## [The problem]
All of the lines below are to be transcribed faithfully, with pictures excluded from the copy.

## [Record set]
-- Start --
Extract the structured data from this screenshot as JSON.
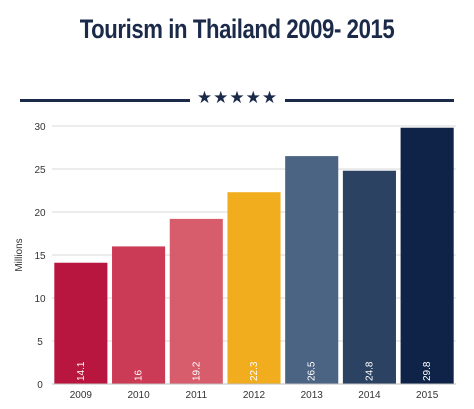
{
  "header": {
    "title": "Tourism in Thailand 2009- 2015",
    "stars": "★★★★★"
  },
  "chart_data": {
    "type": "bar",
    "title": "Tourism in Thailand 2009- 2015",
    "xlabel": "",
    "ylabel": "Millions",
    "ylim": [
      0,
      30
    ],
    "yticks": [
      0,
      5,
      10,
      15,
      20,
      25,
      30
    ],
    "grid": true,
    "categories": [
      "2009",
      "2010",
      "2011",
      "2012",
      "2013",
      "2014",
      "2015"
    ],
    "values": [
      14.1,
      16,
      19.2,
      22.3,
      26.5,
      24.8,
      29.8
    ],
    "data_labels": [
      "14.1",
      "16",
      "19.2",
      "22.3",
      "26.5",
      "24.8",
      "29.8"
    ],
    "colors": [
      "#b8163e",
      "#cc3b56",
      "#d75d6c",
      "#f2ad1f",
      "#4c6483",
      "#2b4263",
      "#0f2348"
    ]
  }
}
-- End --
## [Output of the task]
Extract the structured data from this screenshot as JSON.
{
  "header": {
    "title": "Tourism in Thailand 2009- 2015",
    "stars": "★★★★★"
  },
  "chart_data": {
    "type": "bar",
    "title": "Tourism in Thailand 2009- 2015",
    "xlabel": "",
    "ylabel": "Millions",
    "ylim": [
      0,
      30
    ],
    "yticks": [
      0,
      5,
      10,
      15,
      20,
      25,
      30
    ],
    "grid": true,
    "categories": [
      "2009",
      "2010",
      "2011",
      "2012",
      "2013",
      "2014",
      "2015"
    ],
    "values": [
      14.1,
      16,
      19.2,
      22.3,
      26.5,
      24.8,
      29.8
    ],
    "data_labels": [
      "14.1",
      "16",
      "19.2",
      "22.3",
      "26.5",
      "24.8",
      "29.8"
    ],
    "colors": [
      "#b8163e",
      "#cc3b56",
      "#d75d6c",
      "#f2ad1f",
      "#4c6483",
      "#2b4263",
      "#0f2348"
    ]
  }
}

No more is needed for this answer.